## Supplied records
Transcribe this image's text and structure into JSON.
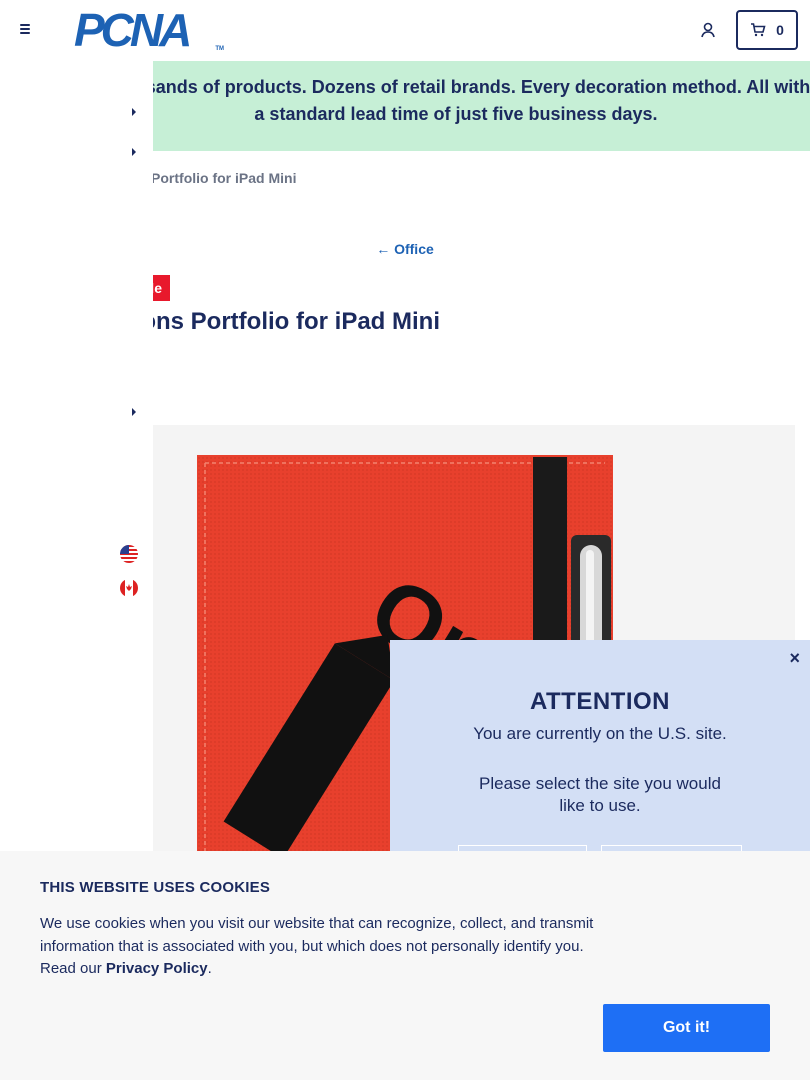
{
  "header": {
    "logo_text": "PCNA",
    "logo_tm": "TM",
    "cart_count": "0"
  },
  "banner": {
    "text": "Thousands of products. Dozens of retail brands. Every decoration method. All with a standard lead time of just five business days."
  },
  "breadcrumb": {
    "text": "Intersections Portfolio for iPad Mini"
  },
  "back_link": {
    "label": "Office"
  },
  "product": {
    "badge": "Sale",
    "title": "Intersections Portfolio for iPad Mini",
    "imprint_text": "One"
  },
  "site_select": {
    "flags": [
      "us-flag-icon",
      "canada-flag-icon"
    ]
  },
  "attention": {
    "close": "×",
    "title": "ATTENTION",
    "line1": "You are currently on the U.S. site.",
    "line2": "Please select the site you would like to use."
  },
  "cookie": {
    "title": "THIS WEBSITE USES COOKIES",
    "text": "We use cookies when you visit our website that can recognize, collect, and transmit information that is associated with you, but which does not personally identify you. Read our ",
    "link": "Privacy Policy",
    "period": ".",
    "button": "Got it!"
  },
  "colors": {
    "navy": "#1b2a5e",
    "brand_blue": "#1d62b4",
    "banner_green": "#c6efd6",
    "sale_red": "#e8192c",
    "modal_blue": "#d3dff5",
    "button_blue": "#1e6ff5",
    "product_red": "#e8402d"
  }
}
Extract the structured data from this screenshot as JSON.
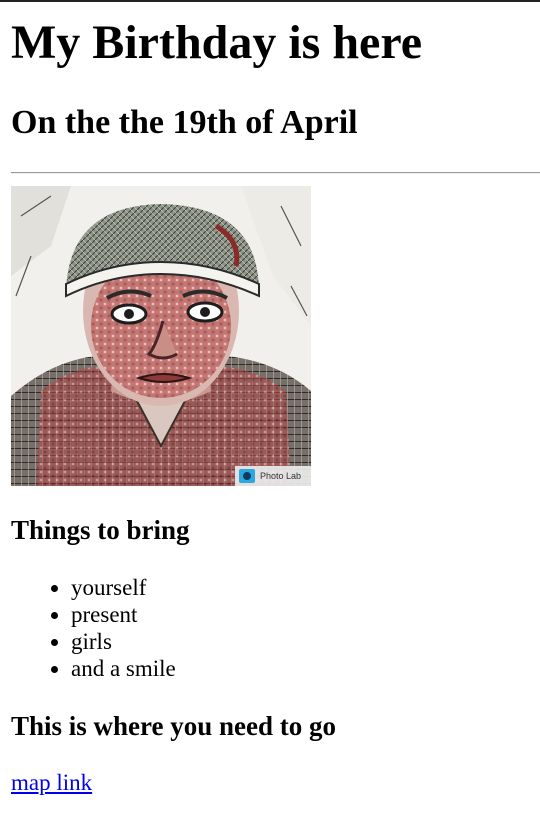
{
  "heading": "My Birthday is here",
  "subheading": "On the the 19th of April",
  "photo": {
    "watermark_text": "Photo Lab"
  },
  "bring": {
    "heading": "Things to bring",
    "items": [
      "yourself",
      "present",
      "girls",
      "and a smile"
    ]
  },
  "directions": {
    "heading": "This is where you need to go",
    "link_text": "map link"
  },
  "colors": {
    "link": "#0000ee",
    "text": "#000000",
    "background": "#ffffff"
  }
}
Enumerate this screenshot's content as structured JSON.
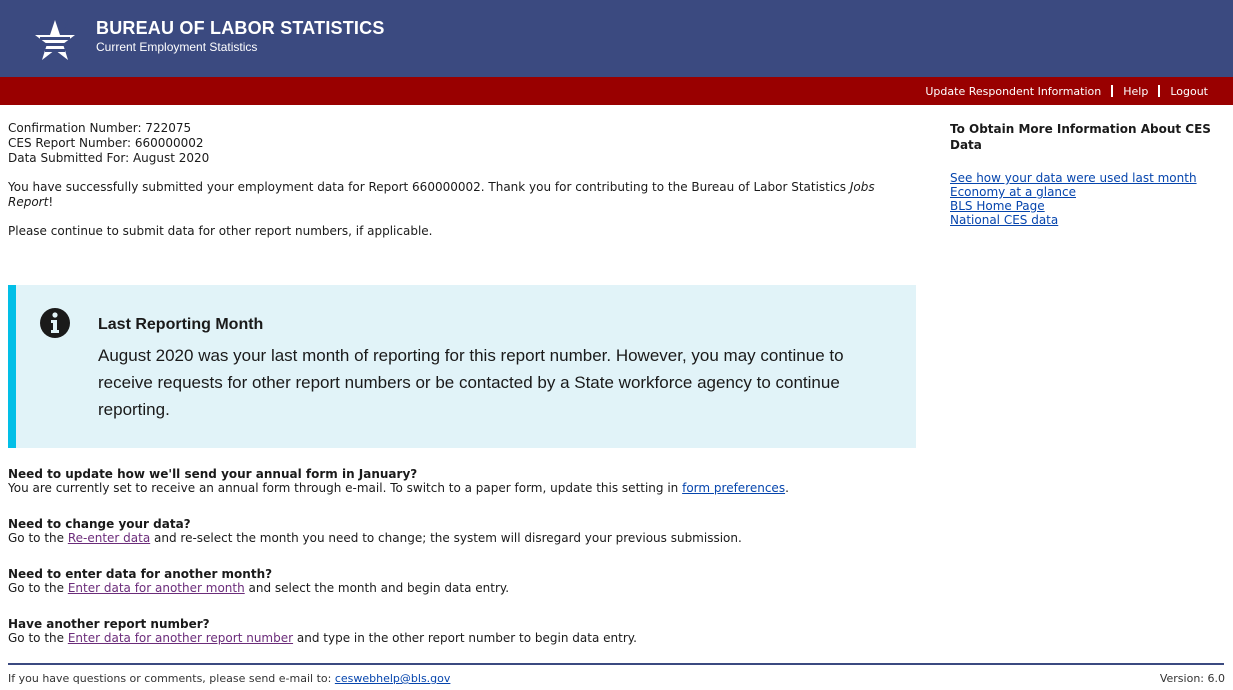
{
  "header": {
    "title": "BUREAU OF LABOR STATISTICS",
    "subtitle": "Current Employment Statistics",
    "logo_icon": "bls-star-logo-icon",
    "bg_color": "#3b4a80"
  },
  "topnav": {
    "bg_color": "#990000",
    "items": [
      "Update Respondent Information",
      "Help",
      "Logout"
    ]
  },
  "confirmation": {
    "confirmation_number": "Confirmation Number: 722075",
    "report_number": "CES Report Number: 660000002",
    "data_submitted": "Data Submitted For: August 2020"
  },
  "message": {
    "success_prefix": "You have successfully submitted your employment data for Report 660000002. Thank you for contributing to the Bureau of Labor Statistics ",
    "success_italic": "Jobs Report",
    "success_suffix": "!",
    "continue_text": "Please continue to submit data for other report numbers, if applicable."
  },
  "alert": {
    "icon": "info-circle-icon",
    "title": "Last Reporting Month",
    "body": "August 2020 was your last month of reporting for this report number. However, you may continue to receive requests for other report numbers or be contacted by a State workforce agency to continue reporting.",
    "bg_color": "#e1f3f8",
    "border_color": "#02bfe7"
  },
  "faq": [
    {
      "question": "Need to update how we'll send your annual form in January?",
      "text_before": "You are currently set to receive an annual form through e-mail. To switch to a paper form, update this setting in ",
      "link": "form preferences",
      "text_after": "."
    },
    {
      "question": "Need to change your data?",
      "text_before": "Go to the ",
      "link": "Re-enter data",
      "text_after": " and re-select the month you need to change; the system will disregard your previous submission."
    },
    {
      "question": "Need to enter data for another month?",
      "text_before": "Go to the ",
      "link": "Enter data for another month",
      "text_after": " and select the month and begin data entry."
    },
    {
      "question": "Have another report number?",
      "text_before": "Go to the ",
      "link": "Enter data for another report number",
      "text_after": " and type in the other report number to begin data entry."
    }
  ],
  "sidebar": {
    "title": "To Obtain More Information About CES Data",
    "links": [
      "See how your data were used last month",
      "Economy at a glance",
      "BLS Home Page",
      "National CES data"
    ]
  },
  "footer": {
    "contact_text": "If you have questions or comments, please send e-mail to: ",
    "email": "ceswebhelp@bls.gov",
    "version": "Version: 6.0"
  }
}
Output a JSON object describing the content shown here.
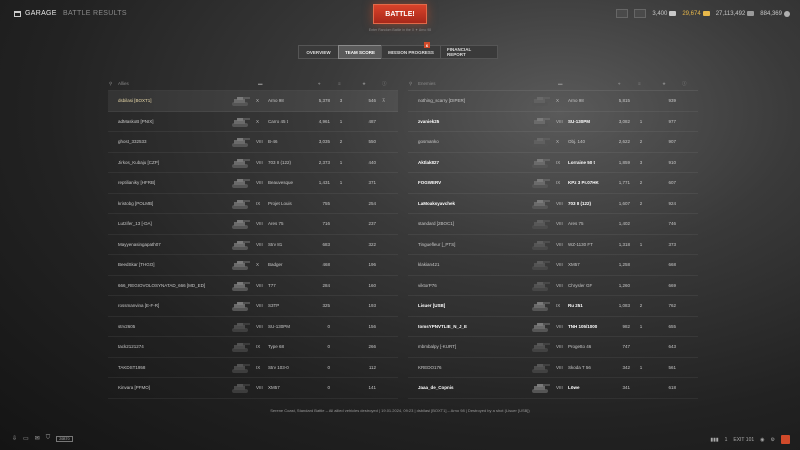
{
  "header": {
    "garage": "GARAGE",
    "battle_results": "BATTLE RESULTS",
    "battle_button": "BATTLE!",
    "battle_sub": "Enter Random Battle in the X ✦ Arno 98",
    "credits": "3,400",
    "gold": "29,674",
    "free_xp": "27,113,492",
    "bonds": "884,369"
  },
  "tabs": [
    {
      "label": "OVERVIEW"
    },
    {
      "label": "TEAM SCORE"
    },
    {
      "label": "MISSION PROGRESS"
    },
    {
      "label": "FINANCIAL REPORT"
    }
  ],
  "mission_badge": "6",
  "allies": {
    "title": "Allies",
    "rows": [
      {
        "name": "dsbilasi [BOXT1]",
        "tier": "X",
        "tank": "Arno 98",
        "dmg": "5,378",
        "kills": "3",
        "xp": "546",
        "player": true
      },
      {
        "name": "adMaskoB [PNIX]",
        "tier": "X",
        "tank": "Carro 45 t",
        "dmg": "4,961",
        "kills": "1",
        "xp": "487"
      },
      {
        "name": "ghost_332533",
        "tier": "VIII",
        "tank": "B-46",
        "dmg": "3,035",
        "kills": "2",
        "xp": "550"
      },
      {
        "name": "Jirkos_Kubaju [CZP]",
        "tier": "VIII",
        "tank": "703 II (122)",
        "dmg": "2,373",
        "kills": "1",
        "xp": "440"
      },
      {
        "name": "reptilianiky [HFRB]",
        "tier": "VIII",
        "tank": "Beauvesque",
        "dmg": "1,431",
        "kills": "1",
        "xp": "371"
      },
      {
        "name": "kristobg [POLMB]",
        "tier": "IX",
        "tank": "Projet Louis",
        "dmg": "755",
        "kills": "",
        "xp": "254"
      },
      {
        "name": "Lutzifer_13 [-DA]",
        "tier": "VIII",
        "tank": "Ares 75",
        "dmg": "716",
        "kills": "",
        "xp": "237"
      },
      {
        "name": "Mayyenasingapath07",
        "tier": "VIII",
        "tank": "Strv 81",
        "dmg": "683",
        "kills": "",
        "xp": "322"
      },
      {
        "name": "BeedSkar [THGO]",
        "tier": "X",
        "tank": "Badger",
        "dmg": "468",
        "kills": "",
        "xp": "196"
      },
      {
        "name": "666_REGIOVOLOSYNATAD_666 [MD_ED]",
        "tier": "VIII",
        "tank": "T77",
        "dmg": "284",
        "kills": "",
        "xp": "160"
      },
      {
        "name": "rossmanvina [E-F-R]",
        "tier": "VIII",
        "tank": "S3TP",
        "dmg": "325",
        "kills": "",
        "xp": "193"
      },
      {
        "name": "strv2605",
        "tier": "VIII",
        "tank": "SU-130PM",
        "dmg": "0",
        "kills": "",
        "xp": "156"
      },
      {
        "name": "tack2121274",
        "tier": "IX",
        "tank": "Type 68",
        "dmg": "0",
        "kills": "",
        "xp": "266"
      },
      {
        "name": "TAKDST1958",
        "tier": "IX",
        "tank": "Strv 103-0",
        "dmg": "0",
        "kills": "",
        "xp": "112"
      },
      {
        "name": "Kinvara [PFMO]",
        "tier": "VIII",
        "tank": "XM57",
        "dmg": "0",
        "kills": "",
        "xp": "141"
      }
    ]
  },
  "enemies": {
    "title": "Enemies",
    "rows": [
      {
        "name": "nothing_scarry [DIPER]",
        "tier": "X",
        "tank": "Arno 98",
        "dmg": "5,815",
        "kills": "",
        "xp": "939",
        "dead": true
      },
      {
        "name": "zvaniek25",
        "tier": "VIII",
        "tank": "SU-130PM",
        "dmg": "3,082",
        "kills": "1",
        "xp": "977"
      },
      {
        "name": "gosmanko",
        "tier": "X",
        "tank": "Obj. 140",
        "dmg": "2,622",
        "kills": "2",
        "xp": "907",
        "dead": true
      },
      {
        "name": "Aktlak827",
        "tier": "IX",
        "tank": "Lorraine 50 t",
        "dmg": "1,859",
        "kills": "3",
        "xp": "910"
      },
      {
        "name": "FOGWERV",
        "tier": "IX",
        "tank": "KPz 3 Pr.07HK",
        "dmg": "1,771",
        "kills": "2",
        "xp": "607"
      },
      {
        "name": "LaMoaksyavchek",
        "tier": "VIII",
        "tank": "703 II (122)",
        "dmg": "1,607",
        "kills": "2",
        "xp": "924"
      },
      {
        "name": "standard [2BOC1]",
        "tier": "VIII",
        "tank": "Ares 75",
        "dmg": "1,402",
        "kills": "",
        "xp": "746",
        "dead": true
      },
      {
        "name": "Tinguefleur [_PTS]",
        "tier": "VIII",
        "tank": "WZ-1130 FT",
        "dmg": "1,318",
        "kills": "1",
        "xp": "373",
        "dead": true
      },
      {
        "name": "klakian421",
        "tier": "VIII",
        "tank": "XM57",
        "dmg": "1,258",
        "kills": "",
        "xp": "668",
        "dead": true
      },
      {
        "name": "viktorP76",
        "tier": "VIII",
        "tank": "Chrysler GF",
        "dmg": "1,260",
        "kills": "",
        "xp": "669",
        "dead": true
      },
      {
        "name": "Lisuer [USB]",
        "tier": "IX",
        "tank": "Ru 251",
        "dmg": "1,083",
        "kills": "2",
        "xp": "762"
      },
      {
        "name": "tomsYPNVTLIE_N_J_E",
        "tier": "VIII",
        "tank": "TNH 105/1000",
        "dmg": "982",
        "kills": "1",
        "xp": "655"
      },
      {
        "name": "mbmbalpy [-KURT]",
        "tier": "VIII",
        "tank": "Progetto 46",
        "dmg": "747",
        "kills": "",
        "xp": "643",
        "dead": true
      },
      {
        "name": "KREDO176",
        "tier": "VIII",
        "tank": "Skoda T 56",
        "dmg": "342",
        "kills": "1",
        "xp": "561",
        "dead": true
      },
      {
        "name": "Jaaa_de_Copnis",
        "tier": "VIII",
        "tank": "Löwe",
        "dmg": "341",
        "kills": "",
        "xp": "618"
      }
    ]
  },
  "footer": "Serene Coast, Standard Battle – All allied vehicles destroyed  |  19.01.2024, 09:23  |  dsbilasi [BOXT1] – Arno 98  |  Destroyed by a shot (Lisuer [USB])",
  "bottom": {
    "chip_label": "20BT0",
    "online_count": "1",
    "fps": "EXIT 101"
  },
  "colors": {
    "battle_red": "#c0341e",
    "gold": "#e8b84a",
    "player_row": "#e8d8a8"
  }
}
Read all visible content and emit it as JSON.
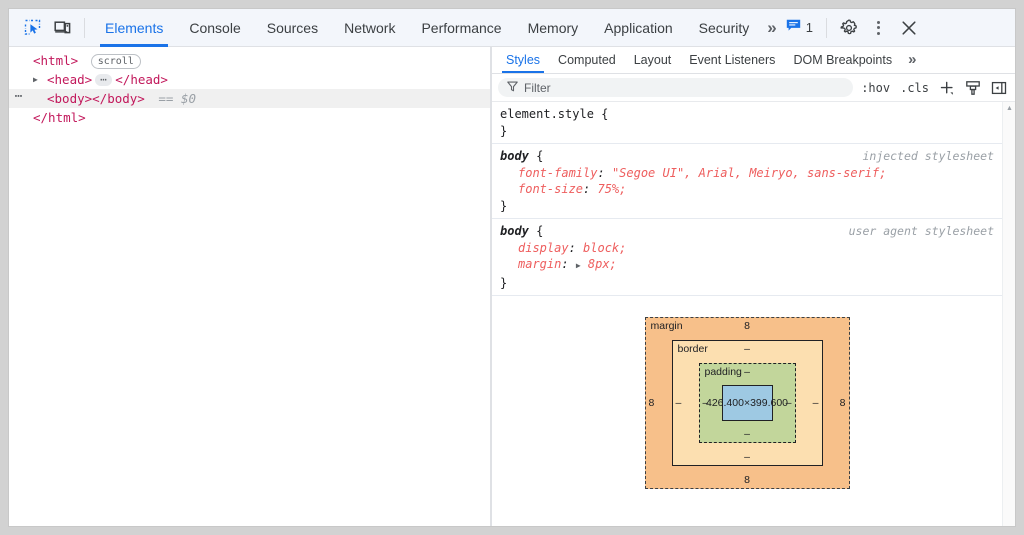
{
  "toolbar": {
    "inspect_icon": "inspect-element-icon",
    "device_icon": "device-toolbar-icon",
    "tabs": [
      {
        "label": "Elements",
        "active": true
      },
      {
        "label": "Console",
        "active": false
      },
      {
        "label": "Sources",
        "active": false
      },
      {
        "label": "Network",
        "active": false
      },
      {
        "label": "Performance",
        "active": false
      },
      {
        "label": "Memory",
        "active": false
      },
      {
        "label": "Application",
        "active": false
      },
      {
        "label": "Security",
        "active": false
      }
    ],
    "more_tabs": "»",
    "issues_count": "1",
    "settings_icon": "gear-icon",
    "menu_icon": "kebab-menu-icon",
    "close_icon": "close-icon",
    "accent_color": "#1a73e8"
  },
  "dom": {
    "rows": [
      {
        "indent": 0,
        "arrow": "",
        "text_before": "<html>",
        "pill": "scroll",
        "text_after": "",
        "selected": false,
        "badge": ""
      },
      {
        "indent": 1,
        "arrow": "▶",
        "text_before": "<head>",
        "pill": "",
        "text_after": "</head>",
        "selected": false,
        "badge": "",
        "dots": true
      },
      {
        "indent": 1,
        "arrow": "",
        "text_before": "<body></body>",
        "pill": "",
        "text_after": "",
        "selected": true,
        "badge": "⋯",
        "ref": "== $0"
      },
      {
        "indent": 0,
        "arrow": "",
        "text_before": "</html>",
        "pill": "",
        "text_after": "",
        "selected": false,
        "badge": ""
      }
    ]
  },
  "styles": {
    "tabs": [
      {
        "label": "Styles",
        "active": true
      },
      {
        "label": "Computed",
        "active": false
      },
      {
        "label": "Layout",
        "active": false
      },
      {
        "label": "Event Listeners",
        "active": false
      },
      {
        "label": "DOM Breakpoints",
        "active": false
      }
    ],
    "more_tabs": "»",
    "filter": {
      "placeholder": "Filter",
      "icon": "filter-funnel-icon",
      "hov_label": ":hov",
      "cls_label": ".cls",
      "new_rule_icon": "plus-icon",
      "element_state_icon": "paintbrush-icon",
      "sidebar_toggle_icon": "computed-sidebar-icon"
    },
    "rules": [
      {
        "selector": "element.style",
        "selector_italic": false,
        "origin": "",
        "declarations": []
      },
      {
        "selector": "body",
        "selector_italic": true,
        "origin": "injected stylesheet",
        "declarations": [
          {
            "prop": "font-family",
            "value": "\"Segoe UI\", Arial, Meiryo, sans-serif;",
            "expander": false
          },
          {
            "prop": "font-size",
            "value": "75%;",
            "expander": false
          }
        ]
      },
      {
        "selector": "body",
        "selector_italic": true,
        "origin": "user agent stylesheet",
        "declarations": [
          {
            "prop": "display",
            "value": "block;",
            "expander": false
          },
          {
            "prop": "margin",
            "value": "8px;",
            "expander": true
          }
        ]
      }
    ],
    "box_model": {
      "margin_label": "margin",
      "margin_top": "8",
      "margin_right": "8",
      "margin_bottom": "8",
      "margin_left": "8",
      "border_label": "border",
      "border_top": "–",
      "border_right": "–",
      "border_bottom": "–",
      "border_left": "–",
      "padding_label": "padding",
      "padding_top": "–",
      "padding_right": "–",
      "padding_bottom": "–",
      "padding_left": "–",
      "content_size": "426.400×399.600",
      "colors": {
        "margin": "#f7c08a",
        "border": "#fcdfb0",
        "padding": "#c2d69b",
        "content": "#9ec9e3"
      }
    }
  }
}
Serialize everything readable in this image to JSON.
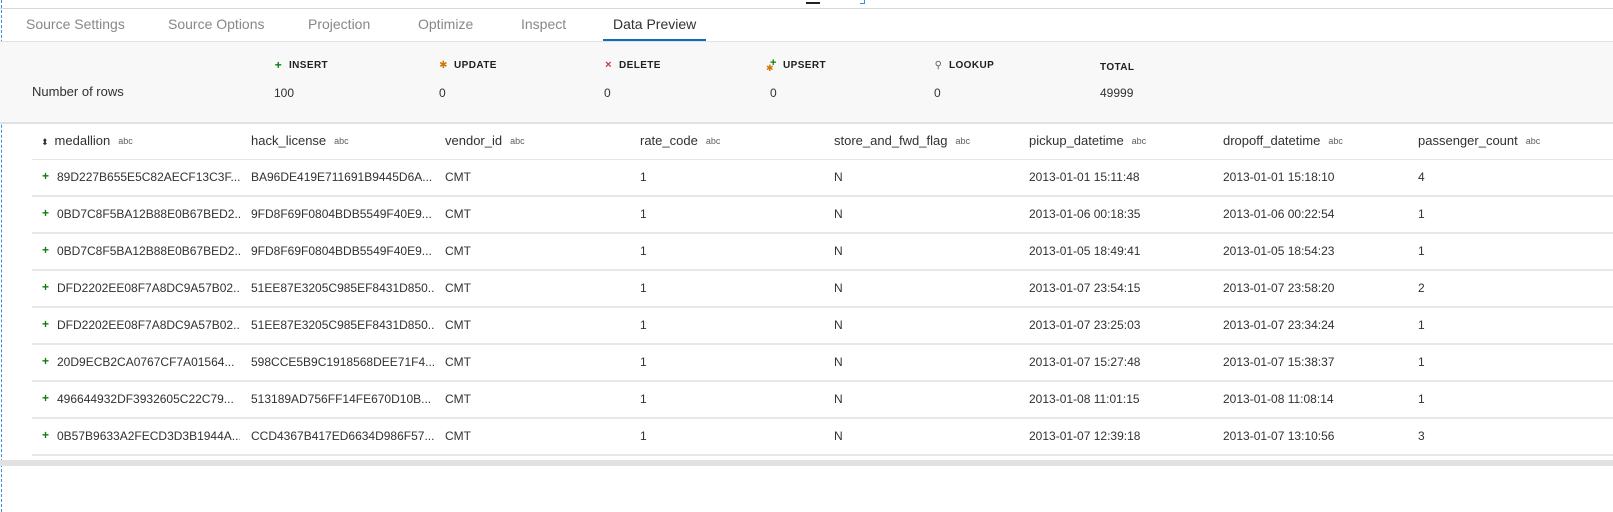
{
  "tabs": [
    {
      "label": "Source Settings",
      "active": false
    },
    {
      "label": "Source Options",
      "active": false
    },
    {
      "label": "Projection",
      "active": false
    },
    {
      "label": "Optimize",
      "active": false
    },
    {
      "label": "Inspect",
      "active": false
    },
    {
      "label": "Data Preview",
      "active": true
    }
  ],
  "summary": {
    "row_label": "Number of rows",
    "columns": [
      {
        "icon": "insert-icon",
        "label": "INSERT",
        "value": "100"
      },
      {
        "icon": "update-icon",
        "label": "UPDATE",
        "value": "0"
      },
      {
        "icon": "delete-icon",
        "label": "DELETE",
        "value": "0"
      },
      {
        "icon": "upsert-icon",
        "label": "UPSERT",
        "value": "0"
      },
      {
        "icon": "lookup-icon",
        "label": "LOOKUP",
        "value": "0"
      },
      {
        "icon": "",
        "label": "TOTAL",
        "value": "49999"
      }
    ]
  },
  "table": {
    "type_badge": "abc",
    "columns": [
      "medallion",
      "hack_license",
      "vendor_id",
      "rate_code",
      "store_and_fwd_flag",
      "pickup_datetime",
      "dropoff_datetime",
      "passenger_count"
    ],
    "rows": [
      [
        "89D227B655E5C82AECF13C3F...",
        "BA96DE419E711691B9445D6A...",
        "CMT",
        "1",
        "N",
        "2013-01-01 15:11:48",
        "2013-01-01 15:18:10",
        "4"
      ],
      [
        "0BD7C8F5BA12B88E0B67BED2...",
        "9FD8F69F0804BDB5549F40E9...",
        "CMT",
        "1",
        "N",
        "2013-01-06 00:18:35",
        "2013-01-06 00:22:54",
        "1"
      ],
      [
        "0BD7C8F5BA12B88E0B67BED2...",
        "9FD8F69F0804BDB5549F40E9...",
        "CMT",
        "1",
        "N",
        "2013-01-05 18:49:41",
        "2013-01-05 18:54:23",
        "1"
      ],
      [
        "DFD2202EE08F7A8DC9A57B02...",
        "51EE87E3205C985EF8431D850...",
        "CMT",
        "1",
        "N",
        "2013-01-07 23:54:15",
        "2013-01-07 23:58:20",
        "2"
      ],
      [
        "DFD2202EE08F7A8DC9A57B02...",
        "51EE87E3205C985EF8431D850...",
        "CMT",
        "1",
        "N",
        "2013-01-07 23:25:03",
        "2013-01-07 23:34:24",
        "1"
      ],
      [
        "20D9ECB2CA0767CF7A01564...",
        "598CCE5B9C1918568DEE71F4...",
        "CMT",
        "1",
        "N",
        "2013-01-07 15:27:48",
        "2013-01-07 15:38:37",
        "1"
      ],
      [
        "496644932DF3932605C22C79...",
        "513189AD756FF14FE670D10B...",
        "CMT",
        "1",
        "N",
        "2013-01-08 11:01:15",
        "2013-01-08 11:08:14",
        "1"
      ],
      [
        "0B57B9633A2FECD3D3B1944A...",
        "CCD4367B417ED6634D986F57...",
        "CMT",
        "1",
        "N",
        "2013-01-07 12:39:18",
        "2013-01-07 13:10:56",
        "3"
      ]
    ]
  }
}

## Instructions to follow
Filter the records for lines holding the string "structured". Copy each one.

## Exercise response
Extract the structured data from this screenshot as JSON.
Enumerate this screenshot's content as structured JSON.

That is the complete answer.